• TASK DESCRIPTION: Return all lines below containing the word "text".

BEGIN ENTRIES SHOWN

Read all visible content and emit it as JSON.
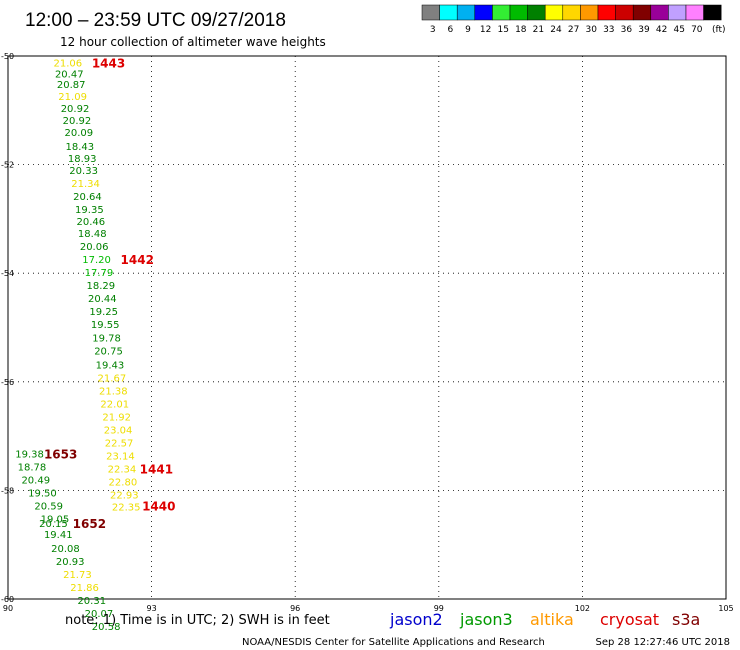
{
  "header": {
    "title": "12:00 – 23:59 UTC 09/27/2018",
    "subtitle": "12 hour collection of altimeter wave heights"
  },
  "colorbar": {
    "bins": [
      {
        "label": "3",
        "color": "#808080"
      },
      {
        "label": "6",
        "color": "#00ffff"
      },
      {
        "label": "9",
        "color": "#00b0f0"
      },
      {
        "label": "12",
        "color": "#0000ff"
      },
      {
        "label": "15",
        "color": "#33ee33"
      },
      {
        "label": "18",
        "color": "#00bb00"
      },
      {
        "label": "21",
        "color": "#008000"
      },
      {
        "label": "24",
        "color": "#ffff00"
      },
      {
        "label": "27",
        "color": "#ffd700"
      },
      {
        "label": "30",
        "color": "#ff9900"
      },
      {
        "label": "33",
        "color": "#ff0000"
      },
      {
        "label": "36",
        "color": "#cc0000"
      },
      {
        "label": "39",
        "color": "#800000"
      },
      {
        "label": "42",
        "color": "#990099"
      },
      {
        "label": "45",
        "color": "#c0a0ff"
      },
      {
        "label": "70",
        "color": "#ff80ff"
      },
      {
        "label": "",
        "color": "#000000"
      }
    ],
    "unit": "(ft)"
  },
  "chart_data": {
    "type": "scatter",
    "xlim": [
      90,
      105
    ],
    "ylim": [
      -60,
      -50
    ],
    "xticks": [
      "90",
      "93",
      "96",
      "99",
      "102",
      "105"
    ],
    "yticks": [
      "-50",
      "-52",
      "-54",
      "-56",
      "-58",
      "-60"
    ],
    "grid": true,
    "color_scale": {
      "thresholds": [
        3,
        6,
        9,
        12,
        15,
        18,
        21,
        24,
        27,
        30,
        33,
        36,
        39,
        42,
        45,
        70
      ]
    },
    "points": [
      {
        "x": 91.25,
        "y": -50.12,
        "v": 21.06
      },
      {
        "x": 91.28,
        "y": -50.32,
        "v": 20.47
      },
      {
        "x": 91.32,
        "y": -50.52,
        "v": 20.87
      },
      {
        "x": 91.35,
        "y": -50.74,
        "v": 21.09
      },
      {
        "x": 91.4,
        "y": -50.96,
        "v": 20.92
      },
      {
        "x": 91.44,
        "y": -51.18,
        "v": 20.92
      },
      {
        "x": 91.48,
        "y": -51.4,
        "v": 20.09
      },
      {
        "x": 91.5,
        "y": -51.66,
        "v": 18.43
      },
      {
        "x": 91.55,
        "y": -51.88,
        "v": 18.93
      },
      {
        "x": 91.58,
        "y": -52.1,
        "v": 20.33
      },
      {
        "x": 91.62,
        "y": -52.34,
        "v": 21.34
      },
      {
        "x": 91.66,
        "y": -52.58,
        "v": 20.64
      },
      {
        "x": 91.7,
        "y": -52.82,
        "v": 19.35
      },
      {
        "x": 91.73,
        "y": -53.04,
        "v": 20.46
      },
      {
        "x": 91.76,
        "y": -53.26,
        "v": 18.48
      },
      {
        "x": 91.8,
        "y": -53.5,
        "v": 20.06
      },
      {
        "x": 91.85,
        "y": -53.74,
        "v": 17.2
      },
      {
        "x": 91.9,
        "y": -53.98,
        "v": 17.79
      },
      {
        "x": 91.94,
        "y": -54.22,
        "v": 18.29
      },
      {
        "x": 91.97,
        "y": -54.46,
        "v": 20.44
      },
      {
        "x": 92.0,
        "y": -54.7,
        "v": 19.25
      },
      {
        "x": 92.03,
        "y": -54.94,
        "v": 19.55
      },
      {
        "x": 92.06,
        "y": -55.18,
        "v": 19.78
      },
      {
        "x": 92.1,
        "y": -55.42,
        "v": 20.75
      },
      {
        "x": 92.13,
        "y": -55.68,
        "v": 19.43
      },
      {
        "x": 92.17,
        "y": -55.92,
        "v": 21.67
      },
      {
        "x": 92.2,
        "y": -56.16,
        "v": 21.38
      },
      {
        "x": 92.23,
        "y": -56.4,
        "v": 22.01
      },
      {
        "x": 92.27,
        "y": -56.64,
        "v": 21.92
      },
      {
        "x": 92.3,
        "y": -56.88,
        "v": 23.04
      },
      {
        "x": 92.32,
        "y": -57.12,
        "v": 22.57
      },
      {
        "x": 92.35,
        "y": -57.36,
        "v": 23.14
      },
      {
        "x": 92.38,
        "y": -57.6,
        "v": 22.34
      },
      {
        "x": 92.4,
        "y": -57.84,
        "v": 22.8
      },
      {
        "x": 92.43,
        "y": -58.08,
        "v": 22.93
      },
      {
        "x": 92.47,
        "y": -58.3,
        "v": 22.35
      },
      {
        "x": 90.45,
        "y": -57.32,
        "v": 19.38
      },
      {
        "x": 90.5,
        "y": -57.56,
        "v": 18.78
      },
      {
        "x": 90.58,
        "y": -57.8,
        "v": 20.49
      },
      {
        "x": 90.72,
        "y": -58.04,
        "v": 19.5
      },
      {
        "x": 90.85,
        "y": -58.28,
        "v": 20.59
      },
      {
        "x": 90.98,
        "y": -58.52,
        "v": 19.05
      },
      {
        "x": 90.95,
        "y": -58.6,
        "v": 20.15
      },
      {
        "x": 91.05,
        "y": -58.8,
        "v": 19.41
      },
      {
        "x": 91.2,
        "y": -59.06,
        "v": 20.08
      },
      {
        "x": 91.3,
        "y": -59.3,
        "v": 20.93
      },
      {
        "x": 91.45,
        "y": -59.54,
        "v": 21.73
      },
      {
        "x": 91.6,
        "y": -59.78,
        "v": 21.86
      },
      {
        "x": 91.75,
        "y": -60.02,
        "v": 20.31
      },
      {
        "x": 91.9,
        "y": -60.26,
        "v": 20.07
      },
      {
        "x": 92.05,
        "y": -60.5,
        "v": 20.58
      }
    ],
    "pass_labels": [
      {
        "x": 92.1,
        "y": -50.12,
        "text": "1443",
        "color": "#dd0000"
      },
      {
        "x": 92.7,
        "y": -53.74,
        "text": "1442",
        "color": "#dd0000"
      },
      {
        "x": 93.1,
        "y": -57.6,
        "text": "1441",
        "color": "#dd0000"
      },
      {
        "x": 93.15,
        "y": -58.28,
        "text": "1440",
        "color": "#dd0000"
      },
      {
        "x": 91.1,
        "y": -57.32,
        "text": "1653",
        "color": "#800000"
      },
      {
        "x": 91.7,
        "y": -58.6,
        "text": "1652",
        "color": "#800000"
      }
    ]
  },
  "footer": {
    "note": "note: 1) Time is in UTC; 2) SWH is in feet",
    "legend": [
      {
        "text": "jason2",
        "color": "#0000cc"
      },
      {
        "text": "jason3",
        "color": "#009900"
      },
      {
        "text": "altika",
        "color": "#ff9900"
      },
      {
        "text": "cryosat",
        "color": "#dd0000"
      },
      {
        "text": "s3a",
        "color": "#800000"
      }
    ],
    "credit": "NOAA/NESDIS Center for Satellite Applications and Research",
    "timestamp": "Sep 28 12:27:46 UTC 2018"
  }
}
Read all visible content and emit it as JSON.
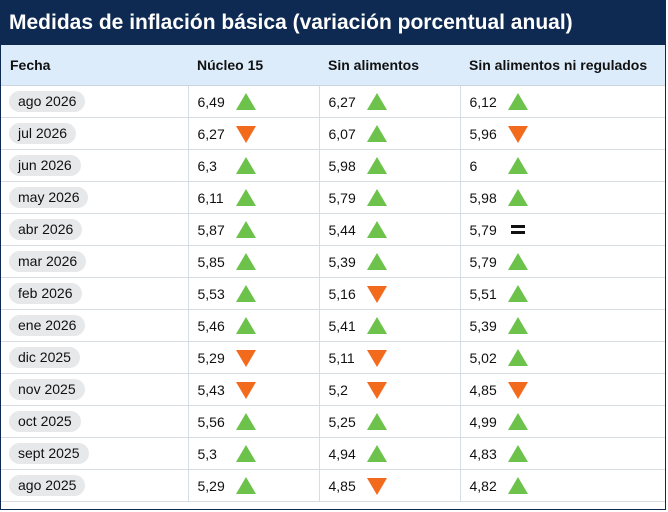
{
  "title": "Medidas de inflación básica (variación porcentual anual)",
  "colors": {
    "header_bg": "#0e2a52",
    "col_header_bg": "#dcecfb",
    "up": "#6cc24a",
    "down": "#f26b1d"
  },
  "columns": [
    "Fecha",
    "Núcleo 15",
    "Sin alimentos",
    "Sin alimentos ni regulados"
  ],
  "rows": [
    {
      "date": "ago 2026",
      "nucleo15": {
        "value": "6,49",
        "trend": "up"
      },
      "sin_alimentos": {
        "value": "6,27",
        "trend": "up"
      },
      "sin_alimentos_regulados": {
        "value": "6,12",
        "trend": "up"
      }
    },
    {
      "date": "jul 2026",
      "nucleo15": {
        "value": "6,27",
        "trend": "down"
      },
      "sin_alimentos": {
        "value": "6,07",
        "trend": "up"
      },
      "sin_alimentos_regulados": {
        "value": "5,96",
        "trend": "down"
      }
    },
    {
      "date": "jun 2026",
      "nucleo15": {
        "value": "6,3",
        "trend": "up"
      },
      "sin_alimentos": {
        "value": "5,98",
        "trend": "up"
      },
      "sin_alimentos_regulados": {
        "value": "6",
        "trend": "up"
      }
    },
    {
      "date": "may 2026",
      "nucleo15": {
        "value": "6,11",
        "trend": "up"
      },
      "sin_alimentos": {
        "value": "5,79",
        "trend": "up"
      },
      "sin_alimentos_regulados": {
        "value": "5,98",
        "trend": "up"
      }
    },
    {
      "date": "abr 2026",
      "nucleo15": {
        "value": "5,87",
        "trend": "up"
      },
      "sin_alimentos": {
        "value": "5,44",
        "trend": "up"
      },
      "sin_alimentos_regulados": {
        "value": "5,79",
        "trend": "equal"
      }
    },
    {
      "date": "mar 2026",
      "nucleo15": {
        "value": "5,85",
        "trend": "up"
      },
      "sin_alimentos": {
        "value": "5,39",
        "trend": "up"
      },
      "sin_alimentos_regulados": {
        "value": "5,79",
        "trend": "up"
      }
    },
    {
      "date": "feb 2026",
      "nucleo15": {
        "value": "5,53",
        "trend": "up"
      },
      "sin_alimentos": {
        "value": "5,16",
        "trend": "down"
      },
      "sin_alimentos_regulados": {
        "value": "5,51",
        "trend": "up"
      }
    },
    {
      "date": "ene 2026",
      "nucleo15": {
        "value": "5,46",
        "trend": "up"
      },
      "sin_alimentos": {
        "value": "5,41",
        "trend": "up"
      },
      "sin_alimentos_regulados": {
        "value": "5,39",
        "trend": "up"
      }
    },
    {
      "date": "dic 2025",
      "nucleo15": {
        "value": "5,29",
        "trend": "down"
      },
      "sin_alimentos": {
        "value": "5,11",
        "trend": "down"
      },
      "sin_alimentos_regulados": {
        "value": "5,02",
        "trend": "up"
      }
    },
    {
      "date": "nov 2025",
      "nucleo15": {
        "value": "5,43",
        "trend": "down"
      },
      "sin_alimentos": {
        "value": "5,2",
        "trend": "down"
      },
      "sin_alimentos_regulados": {
        "value": "4,85",
        "trend": "down"
      }
    },
    {
      "date": "oct 2025",
      "nucleo15": {
        "value": "5,56",
        "trend": "up"
      },
      "sin_alimentos": {
        "value": "5,25",
        "trend": "up"
      },
      "sin_alimentos_regulados": {
        "value": "4,99",
        "trend": "up"
      }
    },
    {
      "date": "sept 2025",
      "nucleo15": {
        "value": "5,3",
        "trend": "up"
      },
      "sin_alimentos": {
        "value": "4,94",
        "trend": "up"
      },
      "sin_alimentos_regulados": {
        "value": "4,83",
        "trend": "up"
      }
    },
    {
      "date": "ago 2025",
      "nucleo15": {
        "value": "5,29",
        "trend": "up"
      },
      "sin_alimentos": {
        "value": "4,85",
        "trend": "down"
      },
      "sin_alimentos_regulados": {
        "value": "4,82",
        "trend": "up"
      }
    }
  ]
}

END ENTRIES SHOWN

• EXERCISE RESULT:
        "text": "1443",
        "text": "1442",
        "text": "1441",
        "text": "1440",
        "text": "1653",
        "text": "1652",
        "text": "jason2",
        "text": "jason3",
        "text": "altika",
        "text": "cryosat",
        "text": "s3a",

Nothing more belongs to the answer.